* Provided records:
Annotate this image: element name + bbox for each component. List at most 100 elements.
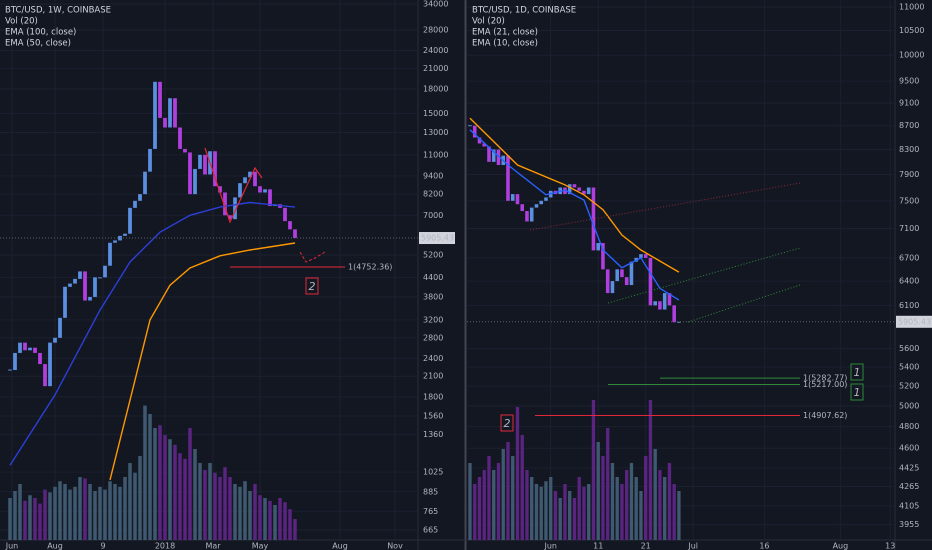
candle — [629, 261, 634, 286]
volume-bar — [68, 489, 72, 540]
annotation: 2 — [504, 417, 511, 430]
candle — [63, 286, 67, 318]
volume-bar — [188, 428, 192, 540]
symbol-title: BTC/USD, 1W, COINBASE — [5, 6, 111, 16]
volume-bar — [233, 484, 237, 540]
volume-bar — [582, 486, 586, 540]
y-tick-label: 665 — [423, 525, 438, 534]
candle — [83, 271, 87, 301]
x-tick-label: Aug — [332, 542, 348, 550]
candle — [586, 187, 591, 195]
candle — [605, 269, 610, 294]
volume-bar — [108, 481, 112, 540]
x-tick-label: 9 — [100, 542, 105, 550]
volume-bar — [648, 400, 653, 540]
candle — [248, 171, 252, 178]
y-tick-label: 7500 — [899, 196, 919, 205]
y-tick-label: 21000 — [423, 64, 448, 73]
drawings — [204, 147, 801, 323]
volume-bar — [553, 491, 558, 540]
candle — [582, 190, 586, 195]
volume-bar — [629, 463, 634, 540]
y-tick-label: 3800 — [423, 292, 443, 301]
volume-bar — [620, 484, 624, 540]
candle — [639, 254, 643, 258]
candle — [620, 269, 624, 278]
candle — [203, 154, 207, 175]
volume-bar — [153, 428, 157, 540]
pane: 11000 10500 10000 9500 9100 8700 8300 7900 7500 7… — [467, 0, 932, 550]
candle — [293, 229, 297, 239]
y-tick-label: 5000 — [899, 402, 919, 411]
y-tick-label: 4105 — [899, 501, 919, 510]
volume-bar — [253, 484, 257, 540]
x-tick-label: Aug — [47, 542, 63, 550]
candle — [73, 278, 77, 284]
volume-bar — [487, 456, 491, 540]
candle — [163, 117, 167, 128]
volume-bar — [173, 444, 177, 540]
volume-bar — [525, 470, 529, 540]
candle — [58, 317, 62, 338]
volume-bar — [223, 467, 227, 540]
volume-bar — [558, 498, 562, 540]
candle — [18, 342, 22, 353]
trend-line — [607, 247, 801, 304]
candle — [173, 98, 177, 128]
y-tick-label: 8700 — [899, 121, 919, 130]
candle — [268, 189, 272, 207]
volume-bar — [501, 449, 505, 540]
y-tick-label: 7900 — [899, 170, 919, 179]
volume-bar — [33, 498, 37, 540]
candle — [515, 194, 520, 205]
x-tick-label: Aug — [833, 542, 849, 550]
candle — [610, 281, 615, 294]
projection-arrow — [299, 251, 326, 263]
price-tag-label: 5905.43 — [421, 234, 454, 243]
candle — [677, 321, 681, 323]
y-tick-label: 8200 — [423, 190, 443, 199]
annotation-box — [850, 383, 864, 401]
candle — [567, 184, 572, 195]
candle — [529, 207, 534, 222]
annotation: 2 — [309, 280, 316, 293]
volume-bar — [13, 491, 17, 540]
indicator-legend: EMA (21, close) — [472, 28, 538, 38]
candle — [534, 204, 539, 208]
candle — [103, 265, 107, 278]
volume-bar — [8, 498, 12, 540]
volume-bar — [158, 425, 162, 540]
y-tick-label: 9400 — [423, 171, 443, 180]
candle — [667, 293, 672, 306]
y-tick-label: 2800 — [423, 333, 443, 342]
volume-bar — [18, 484, 22, 540]
candle — [13, 352, 17, 371]
candle — [243, 177, 247, 184]
price-tag — [896, 315, 932, 328]
volume-bar — [530, 477, 534, 540]
candle — [48, 342, 52, 387]
volume-bar — [653, 449, 657, 540]
volume-bar — [43, 489, 47, 540]
volume-bar — [228, 477, 232, 540]
candle — [577, 187, 581, 191]
volume-bar — [634, 477, 638, 540]
volume-bar — [48, 492, 52, 540]
volume-bar — [218, 477, 222, 540]
y-tick-label: 1800 — [423, 392, 443, 401]
candle — [468, 125, 472, 127]
ema-line — [9, 201, 296, 466]
y-tick-label: 10500 — [899, 26, 924, 35]
y-tick-label: 18000 — [423, 85, 448, 94]
volume-bar — [468, 463, 472, 540]
annotation-box — [850, 363, 864, 381]
y-tick-label: 2400 — [423, 354, 443, 363]
indicator-legend: EMA (100, close) — [5, 28, 76, 38]
volume-bar — [93, 491, 97, 540]
y-tick-label: 9500 — [899, 77, 919, 86]
volume-bar — [283, 502, 287, 540]
candle — [615, 269, 619, 282]
annotation: 1 — [854, 366, 861, 379]
price-tag-label: 5905.43 — [898, 317, 931, 326]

* Problem details: Give back every line of the records above word for word, leaving out the picture.

* Worked solution:
Annotate this image: element name + bbox for each component. List at most 100 elements.
candle — [629, 261, 634, 286]
volume-bar — [68, 489, 72, 540]
annotation: 2 — [504, 417, 511, 430]
candle — [63, 286, 67, 318]
volume-bar — [188, 428, 192, 540]
symbol-title: BTC/USD, 1W, COINBASE — [5, 6, 111, 16]
volume-bar — [233, 484, 237, 540]
volume-bar — [582, 486, 586, 540]
y-tick-label: 665 — [423, 525, 438, 534]
candle — [83, 271, 87, 301]
x-tick-label: Aug — [332, 542, 348, 550]
candle — [586, 187, 591, 195]
candle — [605, 269, 610, 294]
volume-bar — [108, 481, 112, 540]
x-tick-label: 9 — [100, 542, 105, 550]
volume-bar — [648, 400, 653, 540]
candle — [248, 171, 252, 178]
y-tick-label: 7500 — [899, 196, 919, 205]
y-tick-label: 21000 — [423, 64, 448, 73]
drawings — [204, 147, 801, 323]
volume-bar — [553, 491, 558, 540]
candle — [582, 190, 586, 195]
volume-bar — [629, 463, 634, 540]
y-tick-label: 3800 — [423, 292, 443, 301]
volume-bar — [620, 484, 624, 540]
candle — [639, 254, 643, 258]
candle — [620, 269, 624, 278]
candle — [203, 154, 207, 175]
volume-bar — [153, 428, 157, 540]
pane: 11000 10500 10000 9500 9100 8700 8300 7900 7500 7… — [467, 0, 932, 550]
candle — [293, 229, 297, 239]
y-tick-label: 5000 — [899, 402, 919, 411]
y-tick-label: 4105 — [899, 501, 919, 510]
volume-bar — [253, 484, 257, 540]
x-tick-label: Aug — [47, 542, 63, 550]
candle — [73, 278, 77, 284]
volume-bar — [487, 456, 491, 540]
candle — [163, 117, 167, 128]
volume-bar — [173, 444, 177, 540]
volume-bar — [525, 470, 529, 540]
candle — [58, 317, 62, 338]
volume-bar — [223, 467, 227, 540]
volume-bar — [558, 498, 562, 540]
candle — [18, 342, 22, 353]
trend-line — [607, 247, 801, 304]
candle — [173, 98, 177, 128]
y-tick-label: 8700 — [899, 121, 919, 130]
candle — [268, 189, 272, 207]
volume-bar — [501, 449, 505, 540]
y-tick-label: 7900 — [899, 170, 919, 179]
volume-bar — [33, 498, 37, 540]
candle — [515, 194, 520, 205]
x-tick-label: Aug — [833, 542, 849, 550]
candle — [610, 281, 615, 294]
projection-arrow — [299, 251, 326, 263]
price-tag-label: 5905.43 — [421, 234, 454, 243]
candle — [677, 321, 681, 323]
y-tick-label: 8200 — [423, 190, 443, 199]
annotation-box — [850, 383, 864, 401]
candle — [567, 184, 572, 195]
candle — [529, 207, 534, 222]
annotation: 2 — [309, 280, 316, 293]
volume-bar — [13, 491, 17, 540]
indicator-legend: EMA (21, close) — [472, 28, 538, 38]
candle — [534, 204, 539, 208]
candle — [103, 265, 107, 278]
volume-bar — [8, 498, 12, 540]
volume-bar — [158, 425, 162, 540]
y-tick-label: 9400 — [423, 171, 443, 180]
candle — [667, 293, 672, 306]
y-tick-label: 2800 — [423, 333, 443, 342]
volume-bar — [18, 484, 22, 540]
candle — [13, 352, 17, 371]
candle — [243, 177, 247, 184]
price-tag — [896, 315, 932, 328]
volume-bar — [530, 477, 534, 540]
candle — [48, 342, 52, 387]
volume-bar — [653, 449, 657, 540]
volume-bar — [43, 489, 47, 540]
volume-bar — [228, 477, 232, 540]
candle — [577, 187, 581, 191]
volume-bar — [634, 477, 638, 540]
volume-bar — [48, 492, 52, 540]
volume-bar — [218, 477, 222, 540]
y-tick-label: 1800 — [423, 392, 443, 401]
candle — [468, 125, 472, 127]
ema-line — [9, 201, 296, 466]
y-tick-label: 10500 — [899, 26, 924, 35]
y-tick-label: 18000 — [423, 85, 448, 94]
volume-bar — [468, 463, 472, 540]
annotation-box — [850, 363, 864, 381]
y-tick-label: 2400 — [423, 354, 443, 363]
indicator-legend: EMA (100, close) — [5, 28, 76, 38]
volume-bar — [93, 491, 97, 540]
y-tick-label: 9500 — [899, 77, 919, 86]
volume-bar — [283, 502, 287, 540]
candle — [615, 269, 619, 282]
annotation: 1 — [854, 366, 861, 379]
price-tag-label: 5905.43 — [898, 317, 931, 326]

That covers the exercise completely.